» CONSIGNE 1:
Affichez toutes les lignes des enregistrements qui contiennent la chaîne "link", en tenant compte de la casse.

====== EXTRAIT ======

De notre valise de clichés nous avons sans doute un jour sorti celui de l’Espagnol macho. Vu de France, notre voisin a cette image qui lui colle à la peau. Mais en arrivant en Espagne, on se rend compte qu’ici aussi on parle beaucoup de "machisme" et que les questions relatives à l’égalité hommes-femmes sont souvent au cœur du débat médiatico-politique. Ce stéréotype serait-il vrai ? Comme il va de soi qu’une telle question faussement simple mais vraiment sensible ne peut pas être totalement tranchée, nous allons croiser certains points de vue et opinions qui se confrontent et s’affrontent dans l’Espagne actuelle.
C’est quoi un "machiste" ? C’est quoi être "machiste" ?
Un peu de définition avant tout. Le mot "machiste" (prononcé "matchiste") vient du mexicain "macho" qui signifie "mâle". De là dérive le terme "machisme" qui désigne selon le Larousse à la fois une "idéologie fondée sur l'idée que l'homme domine socialement la femme et qu'il faut, en tout, faire primer de supposées vertus viriles" et aussi le "comportement conforme à cette idéologie".

======

» CONSIGNE 2:
Extrayez mot pour mot du texte sur le machisme en Espagne le passage qui va de "De notre valise" jusqu'à "dans l’Espagne actuelle.".

====== DONNÉES ======

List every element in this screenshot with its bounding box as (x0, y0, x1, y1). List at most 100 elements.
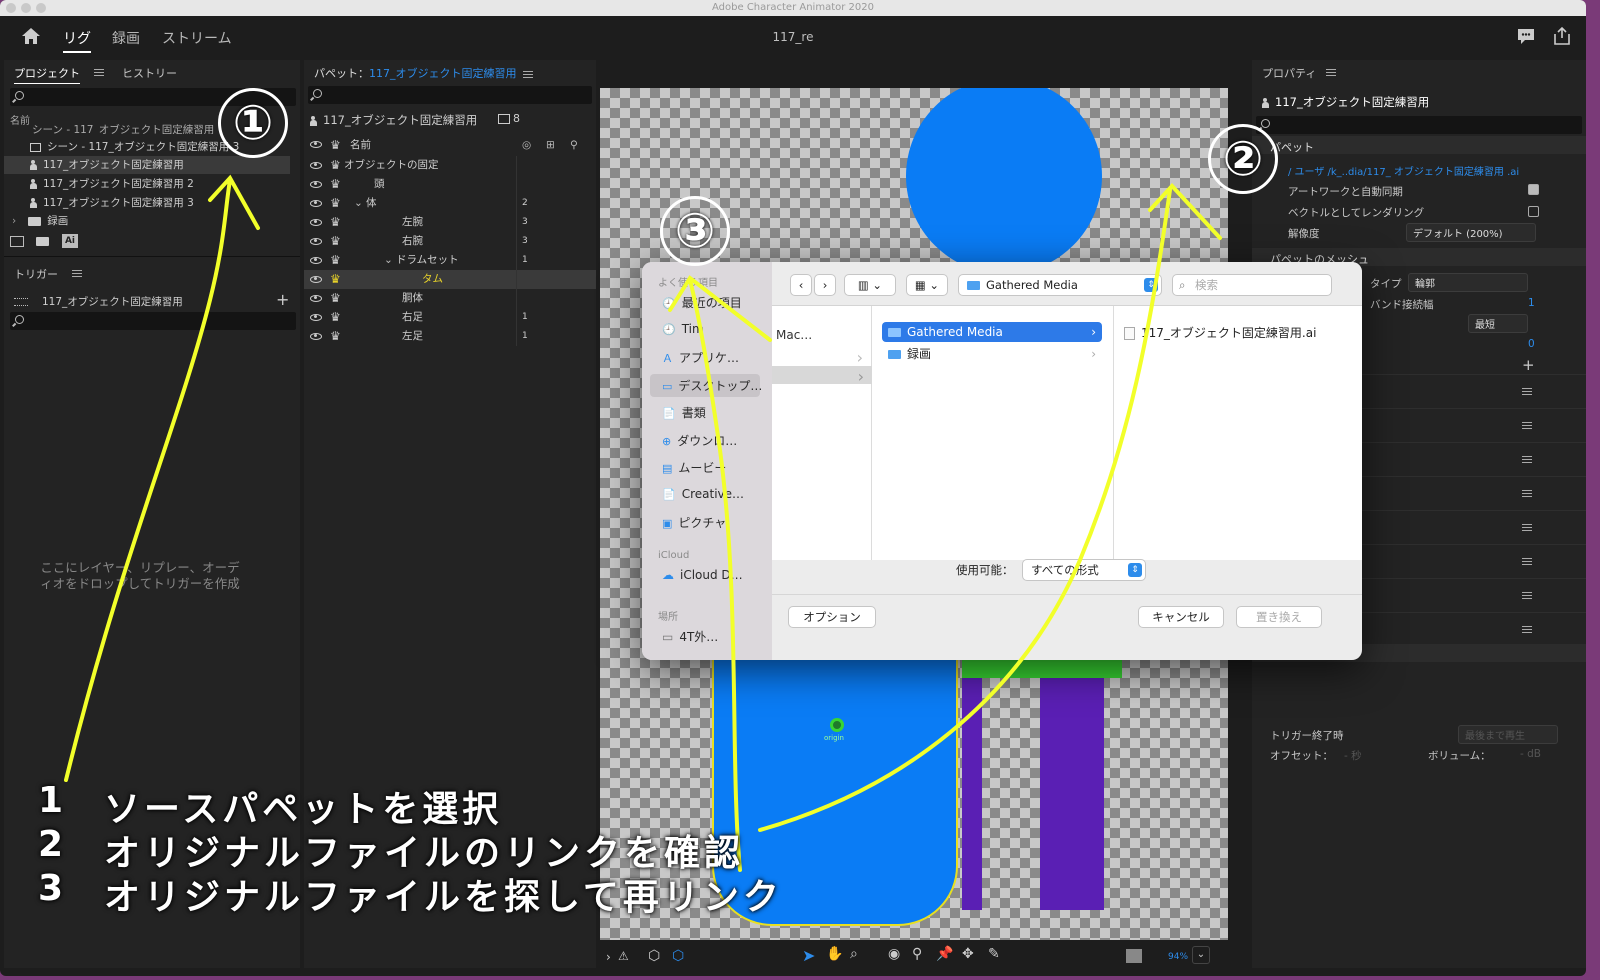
behavior-menu-icon[interactable] (1522, 626, 1532, 633)
trigger-end-dropdown[interactable]: 最後まで再生 (1458, 725, 1558, 744)
handle-icon[interactable]: ⚲ (570, 136, 578, 154)
chevron-down-icon[interactable]: ⌄ (332, 156, 341, 175)
independent-crown-icon[interactable]: ♛ (330, 273, 341, 285)
folder-gathered-media[interactable]: Gathered Media › (882, 322, 1102, 342)
bind-width-value[interactable]: 1 (1528, 297, 1535, 309)
visibility-eye-icon[interactable] (310, 238, 322, 245)
sidebar-item-creative-cloud[interactable]: 📄 Creative… (662, 487, 744, 501)
layer-row[interactable]: ♛ 頭 (304, 175, 596, 194)
mesh-type-dropdown[interactable]: 輪郭 (1408, 273, 1528, 292)
independent-crown-icon[interactable]: ♛ (330, 311, 341, 323)
layer-row[interactable]: ♛ 胴体 (304, 289, 596, 308)
tab-record[interactable]: 録画 (112, 28, 140, 48)
transparency-grid-icon[interactable] (1126, 949, 1142, 963)
chevron-down-icon[interactable]: ⌄ (354, 194, 363, 213)
vector-render-checkbox[interactable] (1528, 206, 1539, 217)
expand-icon[interactable]: › (606, 950, 611, 964)
puppet-link[interactable]: 117_オブジェクト固定練習用 (369, 67, 517, 80)
trigger-puppet-row[interactable]: 117_オブジェクト固定練習用 (14, 294, 294, 309)
layer-row[interactable]: ♛ ⌄ 体 2 (304, 194, 596, 213)
new-folder-icon[interactable] (36, 237, 49, 246)
tab-history[interactable]: ヒストリー (122, 65, 177, 81)
warning-icon[interactable]: ⚠ (618, 949, 629, 963)
forward-button[interactable]: › (814, 274, 836, 296)
layer-row[interactable]: ♛ 左腕 3 (304, 213, 596, 232)
minimize-window-icon[interactable] (21, 3, 31, 13)
chevron-right-icon[interactable]: › (4, 215, 16, 227)
file-item-ai[interactable]: 117_オブジェクト固定練習用.ai (1124, 324, 1316, 341)
options-button[interactable]: オプション (788, 606, 876, 628)
project-item-puppet-3[interactable]: 117_オブジェクト固定練習用 3 (4, 194, 290, 212)
visibility-eye-icon[interactable] (310, 219, 322, 226)
independent-crown-icon[interactable]: ♛ (330, 178, 341, 190)
sidebar-item-movies[interactable]: ▤ ムービー (662, 459, 726, 476)
zoom-window-icon[interactable] (36, 3, 46, 13)
layer-row[interactable]: ♛ ⌄ オブジェクトの固定 (304, 156, 596, 175)
comment-icon[interactable] (1515, 26, 1537, 46)
layer-row[interactable]: ♛ タム (304, 270, 596, 289)
auto-sync-checkbox[interactable] (1528, 184, 1539, 195)
sidebar-item-time-machine[interactable]: 🕘 Tim (662, 322, 704, 336)
sidebar-item-mac[interactable]: Mac… (776, 328, 812, 342)
puppet-root-row[interactable]: 117_オブジェクト固定練習用 (310, 112, 477, 128)
sidebar-item-applications[interactable]: Ａ アプリケ… (662, 349, 739, 366)
behavior-menu-icon[interactable] (1522, 592, 1532, 599)
dialog-search-input[interactable]: ⌕ 検索 (1172, 274, 1332, 296)
zoom-dropdown-icon[interactable]: ⌄ (1192, 946, 1210, 964)
pin-tool-icon[interactable]: 📌 (936, 946, 953, 962)
resolution-dropdown[interactable]: デフォルト (200%) (1406, 223, 1536, 242)
visibility-eye-icon[interactable] (310, 276, 322, 283)
offset-value[interactable]: - 秒 (1344, 748, 1362, 763)
outline-icon[interactable]: ⬡ (672, 948, 684, 964)
mesh-zero-value[interactable]: 0 (1528, 338, 1535, 350)
independent-crown-icon[interactable]: ♛ (330, 254, 341, 266)
project-item-record-folder[interactable]: › 録画 (4, 212, 290, 230)
path-dropdown[interactable]: Gathered Media ⇕ (958, 274, 1162, 296)
home-icon[interactable] (20, 26, 42, 46)
close-window-icon[interactable] (6, 3, 16, 13)
behavior-menu-icon[interactable] (1522, 558, 1532, 565)
view-grid-button[interactable]: ▦ ⌄ (906, 274, 948, 296)
project-menu-icon[interactable] (94, 69, 104, 76)
behavior-menu-icon[interactable] (1522, 388, 1532, 395)
sidebar-item-icloud-drive[interactable]: ☁ iCloud D… (662, 568, 743, 582)
view-columns-button[interactable]: ▥ ⌄ (844, 274, 896, 296)
sidebar-item-external-drive[interactable]: ▭ 4T外… (662, 628, 718, 645)
visibility-eye-icon[interactable] (310, 295, 322, 302)
trigger-search-input[interactable] (10, 312, 296, 330)
independent-crown-icon[interactable]: ♛ (330, 330, 341, 342)
visibility-eye-icon[interactable] (310, 141, 322, 148)
origin-handle[interactable] (830, 718, 844, 732)
add-trigger-icon[interactable]: + (276, 290, 289, 309)
artwork-link-path[interactable]: / ユーザ /k_..dia/117_ オブジェクト固定練習用 .ai (1288, 163, 1519, 178)
layer-row[interactable]: ♛ 右足 1 (304, 308, 596, 327)
sidebar-item-recents[interactable]: 🕘 最近の項目 (662, 294, 742, 311)
window-controls[interactable] (6, 3, 46, 13)
visibility-eye-icon[interactable] (310, 200, 322, 207)
independent-crown-icon[interactable]: ♛ (330, 139, 341, 151)
layer-row[interactable]: ♛ 右腕 3 (304, 232, 596, 251)
new-scene-icon[interactable] (10, 236, 24, 247)
chevron-down-icon[interactable]: ⌄ (384, 251, 393, 270)
independent-crown-icon[interactable]: ♛ (330, 197, 341, 209)
volume-value[interactable]: - dB (1520, 748, 1541, 760)
tab-rig[interactable]: リグ (63, 28, 91, 53)
puppet-menu-icon[interactable] (522, 70, 533, 78)
visibility-eye-icon[interactable] (310, 162, 322, 169)
mesh-icon[interactable]: ⬡ (648, 948, 660, 964)
independent-crown-icon[interactable]: ♛ (330, 292, 341, 304)
back-button[interactable]: ‹ (790, 274, 812, 296)
shortest-dropdown[interactable]: 最短 (1468, 314, 1528, 333)
project-item-puppet[interactable]: 117_オブジェクト固定練習用 (4, 156, 290, 174)
add-behavior-icon[interactable]: + (1522, 356, 1535, 374)
folder-record[interactable]: 録画 › (882, 344, 1102, 364)
sidebar-item-desktop[interactable]: ▭ デスクトップ… (650, 373, 762, 397)
replace-button[interactable]: 置き換え (1236, 606, 1322, 628)
format-dropdown[interactable]: すべての形式 ⇕ (1022, 559, 1146, 581)
independent-crown-icon[interactable]: ♛ (330, 216, 341, 228)
move-tool-icon[interactable]: ✥ (962, 946, 974, 962)
behavior-menu-icon[interactable] (1522, 524, 1532, 531)
stick-tool-icon[interactable]: ✎ (988, 946, 1000, 962)
puppet-search-input[interactable] (308, 86, 592, 104)
properties-menu-icon[interactable] (1326, 69, 1336, 76)
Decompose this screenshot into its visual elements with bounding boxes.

======

» RÉSULTAT FINAL 1:
puppet-link[interactable]: 117_オブジェクト固定練習用 (369, 67, 517, 80)
artwork-link-path[interactable]: / ユーザ /k_..dia/117_ オブジェクト固定練習用 .ai (1288, 163, 1519, 178)

» RÉSULTAT FINAL 2:
De notre valise de clichés nous avons sans doute un jour sorti celui de l’Espagnol macho. Vu de France, notre voisin a cette image qui lui colle à la peau. Mais en arrivant en Espagne, on se rend compte qu’ici aussi on parle beaucoup de "machisme" et que les questions relatives à l’égalité hommes-femmes sont souvent au cœur du débat médiatico-politique. Ce stéréotype serait-il vrai ? Comme il va de soi qu’une telle question faussement simple mais vraiment sensible ne peut pas être totalement tranchée, nous allons croiser certains points de vue et opinions qui se confrontent et s’affrontent dans l’Espagne actuelle.